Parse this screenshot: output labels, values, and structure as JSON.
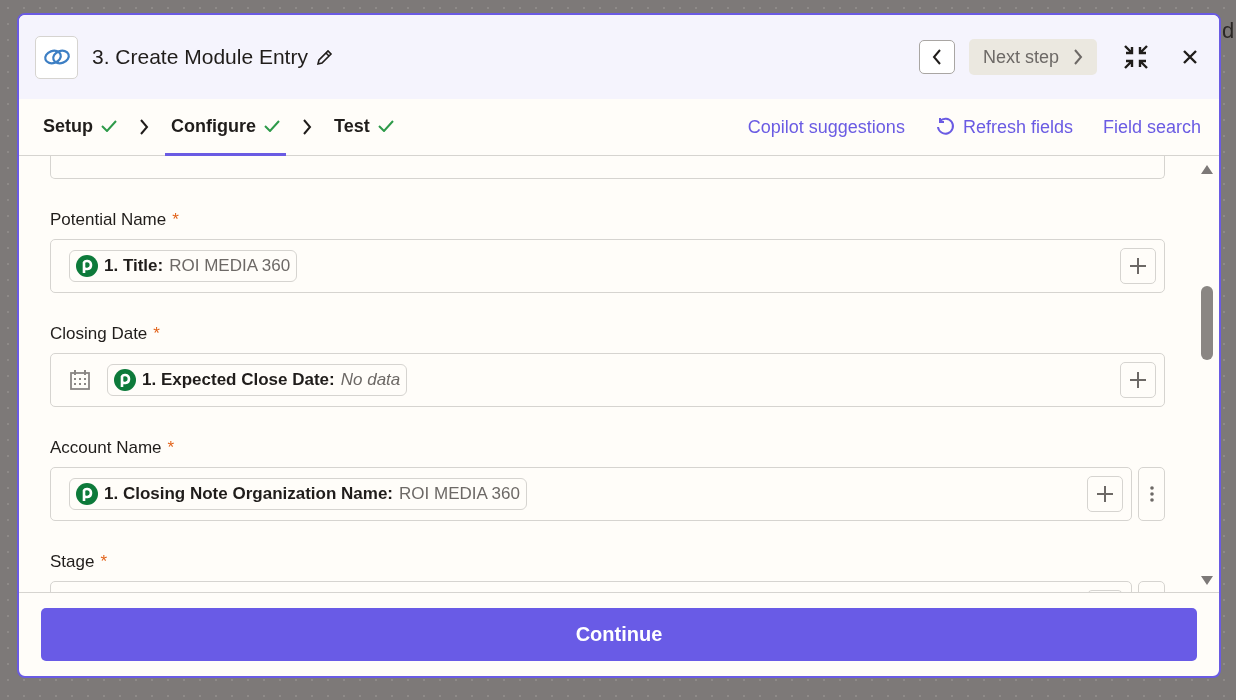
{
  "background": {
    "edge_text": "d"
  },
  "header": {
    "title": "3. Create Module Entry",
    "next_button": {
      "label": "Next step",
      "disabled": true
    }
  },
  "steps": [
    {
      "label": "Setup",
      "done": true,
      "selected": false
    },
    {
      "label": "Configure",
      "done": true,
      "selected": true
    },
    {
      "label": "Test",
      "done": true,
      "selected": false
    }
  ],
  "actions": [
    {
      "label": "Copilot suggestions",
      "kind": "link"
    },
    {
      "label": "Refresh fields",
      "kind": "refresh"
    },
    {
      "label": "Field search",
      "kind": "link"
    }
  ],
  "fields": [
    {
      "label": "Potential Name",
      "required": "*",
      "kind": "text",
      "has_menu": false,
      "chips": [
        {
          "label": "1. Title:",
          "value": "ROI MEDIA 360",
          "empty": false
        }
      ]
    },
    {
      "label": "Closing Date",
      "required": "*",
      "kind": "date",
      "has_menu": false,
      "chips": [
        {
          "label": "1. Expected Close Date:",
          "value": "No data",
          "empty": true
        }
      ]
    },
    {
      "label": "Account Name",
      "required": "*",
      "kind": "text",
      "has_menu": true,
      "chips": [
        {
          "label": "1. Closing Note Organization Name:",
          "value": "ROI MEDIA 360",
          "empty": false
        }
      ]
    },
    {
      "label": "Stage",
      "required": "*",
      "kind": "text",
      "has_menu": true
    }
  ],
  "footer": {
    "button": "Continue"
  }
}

━━━━━━━━━━

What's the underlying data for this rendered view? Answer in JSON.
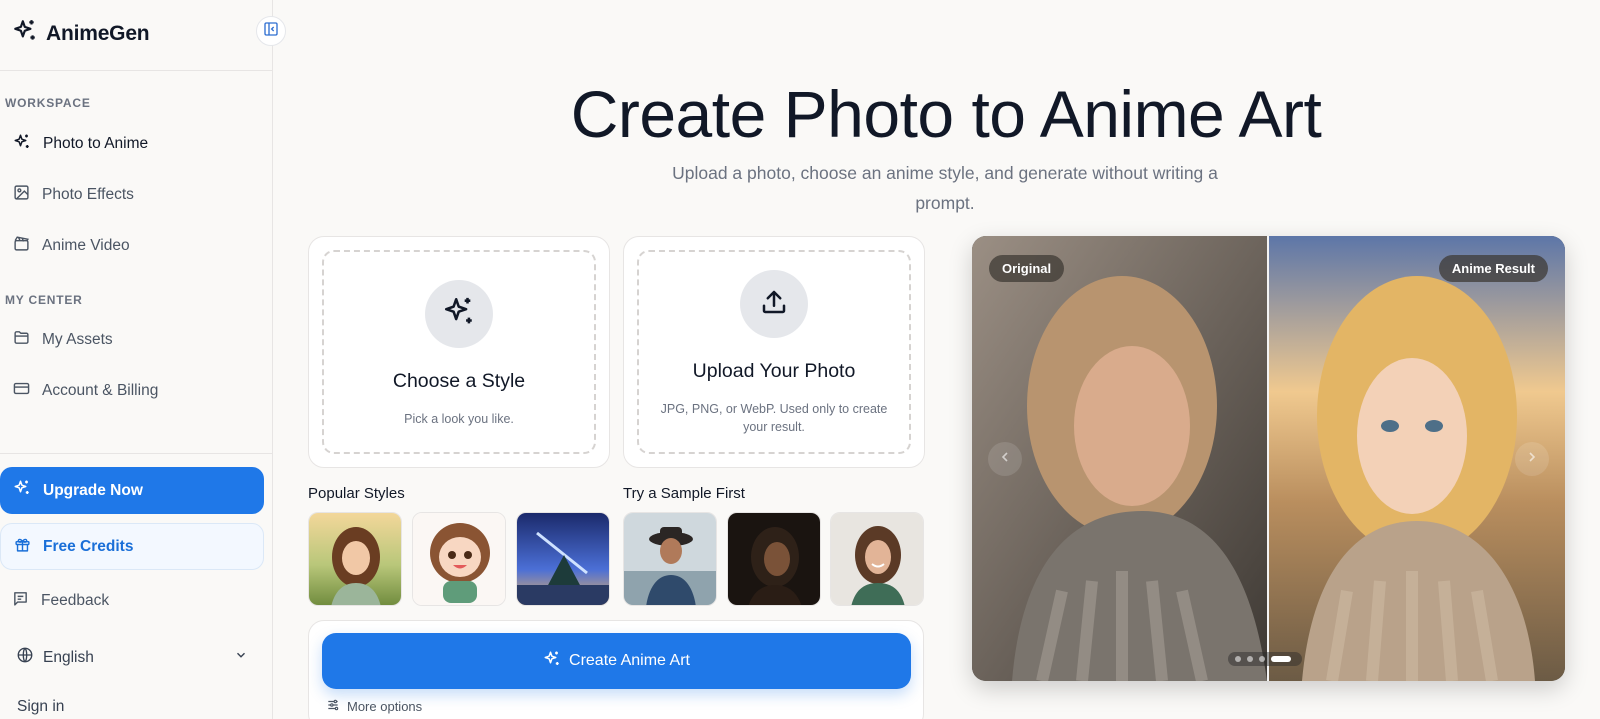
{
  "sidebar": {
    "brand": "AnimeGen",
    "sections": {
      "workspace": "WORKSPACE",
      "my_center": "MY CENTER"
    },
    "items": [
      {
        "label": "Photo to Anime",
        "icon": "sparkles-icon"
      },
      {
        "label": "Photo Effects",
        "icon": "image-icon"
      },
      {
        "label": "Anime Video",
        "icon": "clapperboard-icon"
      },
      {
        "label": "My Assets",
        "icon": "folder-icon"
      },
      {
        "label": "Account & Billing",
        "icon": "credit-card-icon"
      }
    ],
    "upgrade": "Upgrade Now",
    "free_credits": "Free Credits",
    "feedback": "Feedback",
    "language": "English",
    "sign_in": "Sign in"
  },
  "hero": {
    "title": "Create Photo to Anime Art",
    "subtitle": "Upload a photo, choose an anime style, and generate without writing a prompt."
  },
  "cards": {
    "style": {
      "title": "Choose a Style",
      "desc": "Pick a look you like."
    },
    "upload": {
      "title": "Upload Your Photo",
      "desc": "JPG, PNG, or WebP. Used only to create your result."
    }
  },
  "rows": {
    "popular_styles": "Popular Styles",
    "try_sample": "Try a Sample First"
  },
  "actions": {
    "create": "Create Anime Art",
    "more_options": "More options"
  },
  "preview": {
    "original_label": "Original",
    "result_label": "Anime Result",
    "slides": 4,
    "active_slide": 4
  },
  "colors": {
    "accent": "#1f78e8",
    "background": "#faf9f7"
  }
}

━━━━━━━━━━

State the count of lines holding the string "this" in the listing above, and nothing else.

2